- **Stated task**
Determine how many lines include "measurements". Give the number and nothing else.
-----
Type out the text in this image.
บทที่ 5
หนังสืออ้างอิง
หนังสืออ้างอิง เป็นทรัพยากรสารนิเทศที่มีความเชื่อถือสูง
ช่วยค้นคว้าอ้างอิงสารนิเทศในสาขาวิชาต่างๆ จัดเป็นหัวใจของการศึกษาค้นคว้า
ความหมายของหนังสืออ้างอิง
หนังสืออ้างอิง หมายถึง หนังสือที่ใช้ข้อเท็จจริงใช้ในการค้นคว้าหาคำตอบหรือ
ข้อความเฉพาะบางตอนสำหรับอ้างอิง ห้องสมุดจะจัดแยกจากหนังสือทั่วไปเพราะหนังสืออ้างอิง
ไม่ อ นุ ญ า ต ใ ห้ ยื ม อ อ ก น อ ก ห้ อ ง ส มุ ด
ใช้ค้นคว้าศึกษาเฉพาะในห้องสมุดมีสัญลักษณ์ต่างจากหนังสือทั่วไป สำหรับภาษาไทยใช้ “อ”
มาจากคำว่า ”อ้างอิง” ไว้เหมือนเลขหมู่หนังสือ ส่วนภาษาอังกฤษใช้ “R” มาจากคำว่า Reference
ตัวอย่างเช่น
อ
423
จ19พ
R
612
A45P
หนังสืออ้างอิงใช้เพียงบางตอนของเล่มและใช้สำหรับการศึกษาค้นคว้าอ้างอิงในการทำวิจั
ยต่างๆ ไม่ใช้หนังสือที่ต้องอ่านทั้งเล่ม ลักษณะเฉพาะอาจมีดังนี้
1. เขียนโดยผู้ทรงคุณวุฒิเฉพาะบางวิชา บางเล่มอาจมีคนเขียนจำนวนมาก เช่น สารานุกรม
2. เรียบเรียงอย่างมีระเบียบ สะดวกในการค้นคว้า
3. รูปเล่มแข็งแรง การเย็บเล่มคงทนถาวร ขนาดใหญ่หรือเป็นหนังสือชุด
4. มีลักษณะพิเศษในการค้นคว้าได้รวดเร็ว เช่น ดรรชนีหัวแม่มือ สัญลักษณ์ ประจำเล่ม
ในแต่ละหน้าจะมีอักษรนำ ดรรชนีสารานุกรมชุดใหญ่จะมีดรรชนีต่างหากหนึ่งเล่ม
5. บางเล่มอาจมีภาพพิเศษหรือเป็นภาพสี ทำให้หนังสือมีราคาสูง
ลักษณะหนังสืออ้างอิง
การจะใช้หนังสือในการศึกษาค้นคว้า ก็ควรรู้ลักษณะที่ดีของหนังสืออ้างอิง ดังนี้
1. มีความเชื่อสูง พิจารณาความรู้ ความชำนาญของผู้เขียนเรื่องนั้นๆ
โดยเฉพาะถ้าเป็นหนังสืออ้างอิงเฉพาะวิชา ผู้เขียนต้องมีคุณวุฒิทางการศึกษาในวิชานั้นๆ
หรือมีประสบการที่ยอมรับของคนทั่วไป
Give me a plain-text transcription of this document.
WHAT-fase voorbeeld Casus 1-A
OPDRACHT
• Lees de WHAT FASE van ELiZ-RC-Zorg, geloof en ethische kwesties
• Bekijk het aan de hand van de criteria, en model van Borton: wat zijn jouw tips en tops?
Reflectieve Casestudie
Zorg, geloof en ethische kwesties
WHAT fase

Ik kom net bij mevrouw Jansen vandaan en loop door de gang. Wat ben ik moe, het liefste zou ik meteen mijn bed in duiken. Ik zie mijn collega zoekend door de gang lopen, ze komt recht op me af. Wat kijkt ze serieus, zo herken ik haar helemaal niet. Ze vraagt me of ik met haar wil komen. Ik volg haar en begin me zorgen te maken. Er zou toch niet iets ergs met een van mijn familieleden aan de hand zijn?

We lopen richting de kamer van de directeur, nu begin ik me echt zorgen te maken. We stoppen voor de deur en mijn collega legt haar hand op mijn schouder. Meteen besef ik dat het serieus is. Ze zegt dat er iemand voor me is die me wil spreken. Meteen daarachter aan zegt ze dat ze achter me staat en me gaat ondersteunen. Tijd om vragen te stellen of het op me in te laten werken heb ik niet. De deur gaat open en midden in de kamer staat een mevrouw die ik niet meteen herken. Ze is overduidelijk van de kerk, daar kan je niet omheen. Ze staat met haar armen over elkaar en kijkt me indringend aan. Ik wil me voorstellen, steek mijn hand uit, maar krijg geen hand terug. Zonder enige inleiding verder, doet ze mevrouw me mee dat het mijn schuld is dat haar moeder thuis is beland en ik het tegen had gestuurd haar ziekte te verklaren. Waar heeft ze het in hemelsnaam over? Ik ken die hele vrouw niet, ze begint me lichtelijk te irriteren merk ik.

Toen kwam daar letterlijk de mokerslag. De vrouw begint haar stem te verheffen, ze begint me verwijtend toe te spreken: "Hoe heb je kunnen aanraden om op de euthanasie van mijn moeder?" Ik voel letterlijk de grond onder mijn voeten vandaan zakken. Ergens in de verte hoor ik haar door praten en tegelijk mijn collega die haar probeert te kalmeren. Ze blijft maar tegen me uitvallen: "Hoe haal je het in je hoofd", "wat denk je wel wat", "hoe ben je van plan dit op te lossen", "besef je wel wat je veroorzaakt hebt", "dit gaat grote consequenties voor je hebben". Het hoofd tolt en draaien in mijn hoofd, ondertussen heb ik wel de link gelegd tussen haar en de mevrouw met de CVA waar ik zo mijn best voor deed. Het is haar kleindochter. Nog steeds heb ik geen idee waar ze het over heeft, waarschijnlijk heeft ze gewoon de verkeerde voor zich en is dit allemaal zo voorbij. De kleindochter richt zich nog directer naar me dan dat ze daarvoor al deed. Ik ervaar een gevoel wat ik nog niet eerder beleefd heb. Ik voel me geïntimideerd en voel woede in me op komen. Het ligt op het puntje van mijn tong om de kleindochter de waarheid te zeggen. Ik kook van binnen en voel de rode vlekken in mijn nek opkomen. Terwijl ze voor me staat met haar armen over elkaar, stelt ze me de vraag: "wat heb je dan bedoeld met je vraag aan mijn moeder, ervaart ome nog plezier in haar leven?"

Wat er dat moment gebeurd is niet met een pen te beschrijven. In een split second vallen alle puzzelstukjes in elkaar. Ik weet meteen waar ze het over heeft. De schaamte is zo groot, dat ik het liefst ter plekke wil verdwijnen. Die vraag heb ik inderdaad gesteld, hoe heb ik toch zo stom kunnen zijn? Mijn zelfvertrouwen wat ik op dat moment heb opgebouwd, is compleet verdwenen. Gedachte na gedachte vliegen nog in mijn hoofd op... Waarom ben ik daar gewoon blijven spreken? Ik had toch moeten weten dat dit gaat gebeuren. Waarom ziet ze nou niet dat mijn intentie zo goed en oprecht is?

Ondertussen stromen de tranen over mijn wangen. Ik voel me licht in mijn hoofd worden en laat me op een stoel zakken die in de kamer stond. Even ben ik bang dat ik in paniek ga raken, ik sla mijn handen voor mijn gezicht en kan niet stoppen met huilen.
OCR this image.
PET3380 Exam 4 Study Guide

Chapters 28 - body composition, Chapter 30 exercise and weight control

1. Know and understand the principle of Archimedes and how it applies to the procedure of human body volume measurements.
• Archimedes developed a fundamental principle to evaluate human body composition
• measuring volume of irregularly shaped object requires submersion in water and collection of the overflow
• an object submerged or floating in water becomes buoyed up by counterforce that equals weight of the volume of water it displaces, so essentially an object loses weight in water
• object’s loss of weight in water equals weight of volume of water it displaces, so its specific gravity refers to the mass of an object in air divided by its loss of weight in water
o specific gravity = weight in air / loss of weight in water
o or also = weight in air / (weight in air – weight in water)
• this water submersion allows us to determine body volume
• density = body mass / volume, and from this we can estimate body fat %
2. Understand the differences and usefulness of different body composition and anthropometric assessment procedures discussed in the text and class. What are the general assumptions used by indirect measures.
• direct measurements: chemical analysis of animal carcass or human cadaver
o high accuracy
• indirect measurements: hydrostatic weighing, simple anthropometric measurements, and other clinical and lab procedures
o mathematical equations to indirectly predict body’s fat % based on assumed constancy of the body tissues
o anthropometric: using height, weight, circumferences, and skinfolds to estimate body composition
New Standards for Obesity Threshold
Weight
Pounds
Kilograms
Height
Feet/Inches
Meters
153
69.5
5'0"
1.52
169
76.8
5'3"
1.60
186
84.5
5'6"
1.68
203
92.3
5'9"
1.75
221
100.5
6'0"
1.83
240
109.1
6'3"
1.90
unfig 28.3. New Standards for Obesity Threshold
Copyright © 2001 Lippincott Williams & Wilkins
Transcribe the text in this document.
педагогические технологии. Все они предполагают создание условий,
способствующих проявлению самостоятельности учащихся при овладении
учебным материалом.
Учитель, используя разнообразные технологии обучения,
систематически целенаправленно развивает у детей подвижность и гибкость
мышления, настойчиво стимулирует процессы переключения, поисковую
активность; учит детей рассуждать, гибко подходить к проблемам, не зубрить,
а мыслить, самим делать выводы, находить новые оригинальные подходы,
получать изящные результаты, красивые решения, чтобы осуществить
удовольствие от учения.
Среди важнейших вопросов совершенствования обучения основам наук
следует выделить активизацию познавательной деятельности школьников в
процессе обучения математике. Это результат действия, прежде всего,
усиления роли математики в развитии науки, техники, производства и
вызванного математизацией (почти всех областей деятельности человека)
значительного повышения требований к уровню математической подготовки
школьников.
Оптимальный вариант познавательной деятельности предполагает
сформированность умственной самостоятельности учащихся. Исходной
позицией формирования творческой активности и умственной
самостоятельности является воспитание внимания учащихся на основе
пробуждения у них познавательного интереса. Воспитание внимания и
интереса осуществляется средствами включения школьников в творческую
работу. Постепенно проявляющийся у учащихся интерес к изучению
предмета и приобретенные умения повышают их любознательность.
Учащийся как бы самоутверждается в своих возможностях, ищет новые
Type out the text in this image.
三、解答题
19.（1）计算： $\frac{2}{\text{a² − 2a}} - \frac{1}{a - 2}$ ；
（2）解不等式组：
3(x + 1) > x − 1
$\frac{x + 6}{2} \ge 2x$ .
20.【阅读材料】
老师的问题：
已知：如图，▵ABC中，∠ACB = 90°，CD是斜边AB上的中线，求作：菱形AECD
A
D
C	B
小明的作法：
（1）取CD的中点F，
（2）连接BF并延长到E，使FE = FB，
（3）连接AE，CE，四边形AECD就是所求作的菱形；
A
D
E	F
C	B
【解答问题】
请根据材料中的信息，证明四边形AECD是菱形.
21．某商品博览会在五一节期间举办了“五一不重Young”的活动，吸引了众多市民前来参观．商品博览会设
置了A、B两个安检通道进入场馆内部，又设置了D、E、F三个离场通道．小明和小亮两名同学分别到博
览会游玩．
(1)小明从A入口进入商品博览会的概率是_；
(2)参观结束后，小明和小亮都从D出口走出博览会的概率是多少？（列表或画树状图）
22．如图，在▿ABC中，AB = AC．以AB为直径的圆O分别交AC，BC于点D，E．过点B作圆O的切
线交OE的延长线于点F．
-----
- **Answer to the problem**
3